§ **Task description**: The data below should be retyped exactly, with the pictures left out.

[Dataset listings of figures]
──────────────────────────────

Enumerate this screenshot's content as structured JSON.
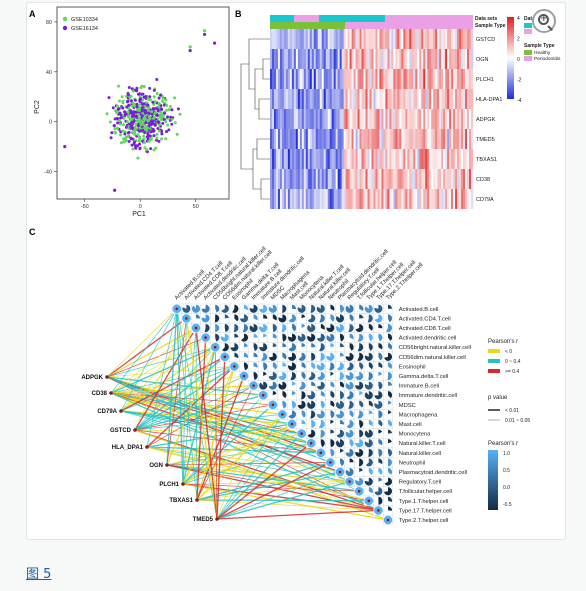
{
  "figure": {
    "caption_link": "图 5",
    "zoom_label": "+"
  },
  "panels": {
    "a": "A",
    "b": "B",
    "c": "C"
  },
  "chart_data": [
    {
      "type": "scatter",
      "panel": "A",
      "xlabel": "PC1",
      "ylabel": "PC2",
      "xticks": [
        -50,
        0,
        50
      ],
      "yticks": [
        -40,
        0,
        40,
        80
      ],
      "xlim": [
        -75,
        80
      ],
      "ylim": [
        -62,
        92
      ],
      "legend": [
        "GSE10334",
        "GSE16134"
      ],
      "legend_placement": "top-left",
      "series_colors": {
        "GSE10334": "#5fd85c",
        "GSE16134": "#7a1fd6"
      },
      "outliers": [
        {
          "series": "GSE10334",
          "x": 58,
          "y": 73
        },
        {
          "series": "GSE16134",
          "x": 58,
          "y": 70
        },
        {
          "series": "GSE10334",
          "x": 45,
          "y": 60
        },
        {
          "series": "GSE16134",
          "x": 45,
          "y": 57
        },
        {
          "series": "GSE16134",
          "x": 67,
          "y": 63
        },
        {
          "series": "GSE16134",
          "x": -23,
          "y": -55
        },
        {
          "series": "GSE16134",
          "x": -68,
          "y": -20
        }
      ]
    },
    {
      "type": "heatmap",
      "panel": "B",
      "rows": [
        "GSTCD",
        "OGN",
        "PLCH1",
        "HLA-DPA1",
        "ADPGK",
        "TMED5",
        "TBXAS1",
        "CD38",
        "CD79A"
      ],
      "legend_titles": [
        "Data sets",
        "Sample Type"
      ],
      "top_annotations": [
        "Data sets",
        "Sample Type"
      ],
      "sample_type_levels": [
        "Healthy",
        "Periodontitis"
      ],
      "sample_type_colors": {
        "Healthy": "#7bbf3a",
        "Periodontitis": "#e9a0e4"
      },
      "dataset_colors": {
        "GSE10334": "#19c8cf",
        "GSE16134": "#e9a0e4"
      },
      "color_scale": {
        "ticks": [
          4,
          2,
          0,
          -2,
          -4
        ],
        "low": "#1f2fd6",
        "mid": "#ffffff",
        "high": "#e0201f"
      }
    },
    {
      "type": "other",
      "panel": "C",
      "description_free": true,
      "columns": [
        "Activated.B.cell",
        "Activated.CD4.T.cell",
        "Activated.CD8.T.cell",
        "Activated.dendritic.cell",
        "CD56bright.natural.killer.cell",
        "CD56dim.natural.killer.cell",
        "Eosinophil",
        "Gamma.delta.T.cell",
        "Immature.B.cell",
        "Immature.dendritic.cell",
        "MDSC",
        "Macrophagena",
        "Mast.cell",
        "Monocytena",
        "Natural.killer.T.cell",
        "Natural.killer.cell",
        "Neutrophil",
        "Plasmacytoid.dendritic.cell",
        "Regulatory.T.cell",
        "T.follicular.helper.cell",
        "Type.1.T.helper.cell",
        "Type.17.T.helper.cell",
        "Type.2.T.helper.cell"
      ],
      "rows": [
        "Activated.B.cell",
        "Activated.CD4.T.cell",
        "Activated.CD8.T.cell",
        "Activated.dendritic.cell",
        "CD56bright.natural.killer.cell",
        "CD56dim.natural.killer.cell",
        "Eosinophil",
        "Gamma.delta.T.cell",
        "Immature.B.cell",
        "Immature.dendritic.cell",
        "MDSC",
        "Macrophagena",
        "Mast.cell",
        "Monocytena",
        "Natural.killer.T.cell",
        "Natural.killer.cell",
        "Neutrophil",
        "Plasmacytoid.dendritic.cell",
        "Regulatory.T.cell",
        "T.follicular.helper.cell",
        "Type.1.T.helper.cell",
        "Type.17.T.helper.cell",
        "Type.2.T.helper.cell"
      ],
      "genes": [
        "ADPGK",
        "CD38",
        "CD79A",
        "GSTCD",
        "HLA_DPA1",
        "OGN",
        "PLCH1",
        "TBXAS1",
        "TMED5"
      ],
      "legend": {
        "mantel_title": "Pearson's r",
        "mantel_levels": [
          {
            "label": "< 0",
            "color": "#e8d81f"
          },
          {
            "label": "0 ~ 0.4",
            "color": "#25c2c2"
          },
          {
            "label": ">= 0.4",
            "color": "#d42a2a"
          }
        ],
        "p_title": "p value",
        "p_levels": [
          "< 0.01",
          "0.01 ~ 0.05"
        ],
        "corr_title": "Pearson's r",
        "corr_ticks": [
          "1.0",
          "0.5",
          "0.0",
          "-0.5"
        ]
      }
    }
  ]
}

──────────────────────────────

§ **Task response**:
Enumerate this screenshot's content as structured JSON.
{
  "figure": {
    "caption_link": "图 5",
    "zoom_label": "+"
  },
  "panels": {
    "a": "A",
    "b": "B",
    "c": "C"
  },
  "chart_data": [
    {
      "type": "scatter",
      "panel": "A",
      "xlabel": "PC1",
      "ylabel": "PC2",
      "xticks": [
        -50,
        0,
        50
      ],
      "yticks": [
        -40,
        0,
        40,
        80
      ],
      "xlim": [
        -75,
        80
      ],
      "ylim": [
        -62,
        92
      ],
      "legend": [
        "GSE10334",
        "GSE16134"
      ],
      "legend_placement": "top-left",
      "series_colors": {
        "GSE10334": "#5fd85c",
        "GSE16134": "#7a1fd6"
      },
      "outliers": [
        {
          "series": "GSE10334",
          "x": 58,
          "y": 73
        },
        {
          "series": "GSE16134",
          "x": 58,
          "y": 70
        },
        {
          "series": "GSE10334",
          "x": 45,
          "y": 60
        },
        {
          "series": "GSE16134",
          "x": 45,
          "y": 57
        },
        {
          "series": "GSE16134",
          "x": 67,
          "y": 63
        },
        {
          "series": "GSE16134",
          "x": -23,
          "y": -55
        },
        {
          "series": "GSE16134",
          "x": -68,
          "y": -20
        }
      ]
    },
    {
      "type": "heatmap",
      "panel": "B",
      "rows": [
        "GSTCD",
        "OGN",
        "PLCH1",
        "HLA-DPA1",
        "ADPGK",
        "TMED5",
        "TBXAS1",
        "CD38",
        "CD79A"
      ],
      "legend_titles": [
        "Data sets",
        "Sample Type"
      ],
      "top_annotations": [
        "Data sets",
        "Sample Type"
      ],
      "sample_type_levels": [
        "Healthy",
        "Periodontitis"
      ],
      "sample_type_colors": {
        "Healthy": "#7bbf3a",
        "Periodontitis": "#e9a0e4"
      },
      "dataset_colors": {
        "GSE10334": "#19c8cf",
        "GSE16134": "#e9a0e4"
      },
      "color_scale": {
        "ticks": [
          4,
          2,
          0,
          -2,
          -4
        ],
        "low": "#1f2fd6",
        "mid": "#ffffff",
        "high": "#e0201f"
      }
    },
    {
      "type": "other",
      "panel": "C",
      "description_free": true,
      "columns": [
        "Activated.B.cell",
        "Activated.CD4.T.cell",
        "Activated.CD8.T.cell",
        "Activated.dendritic.cell",
        "CD56bright.natural.killer.cell",
        "CD56dim.natural.killer.cell",
        "Eosinophil",
        "Gamma.delta.T.cell",
        "Immature.B.cell",
        "Immature.dendritic.cell",
        "MDSC",
        "Macrophagena",
        "Mast.cell",
        "Monocytena",
        "Natural.killer.T.cell",
        "Natural.killer.cell",
        "Neutrophil",
        "Plasmacytoid.dendritic.cell",
        "Regulatory.T.cell",
        "T.follicular.helper.cell",
        "Type.1.T.helper.cell",
        "Type.17.T.helper.cell",
        "Type.2.T.helper.cell"
      ],
      "rows": [
        "Activated.B.cell",
        "Activated.CD4.T.cell",
        "Activated.CD8.T.cell",
        "Activated.dendritic.cell",
        "CD56bright.natural.killer.cell",
        "CD56dim.natural.killer.cell",
        "Eosinophil",
        "Gamma.delta.T.cell",
        "Immature.B.cell",
        "Immature.dendritic.cell",
        "MDSC",
        "Macrophagena",
        "Mast.cell",
        "Monocytena",
        "Natural.killer.T.cell",
        "Natural.killer.cell",
        "Neutrophil",
        "Plasmacytoid.dendritic.cell",
        "Regulatory.T.cell",
        "T.follicular.helper.cell",
        "Type.1.T.helper.cell",
        "Type.17.T.helper.cell",
        "Type.2.T.helper.cell"
      ],
      "genes": [
        "ADPGK",
        "CD38",
        "CD79A",
        "GSTCD",
        "HLA_DPA1",
        "OGN",
        "PLCH1",
        "TBXAS1",
        "TMED5"
      ],
      "legend": {
        "mantel_title": "Pearson's r",
        "mantel_levels": [
          {
            "label": "< 0",
            "color": "#e8d81f"
          },
          {
            "label": "0 ~ 0.4",
            "color": "#25c2c2"
          },
          {
            "label": ">= 0.4",
            "color": "#d42a2a"
          }
        ],
        "p_title": "p value",
        "p_levels": [
          "< 0.01",
          "0.01 ~ 0.05"
        ],
        "corr_title": "Pearson's r",
        "corr_ticks": [
          "1.0",
          "0.5",
          "0.0",
          "-0.5"
        ]
      }
    }
  ]
}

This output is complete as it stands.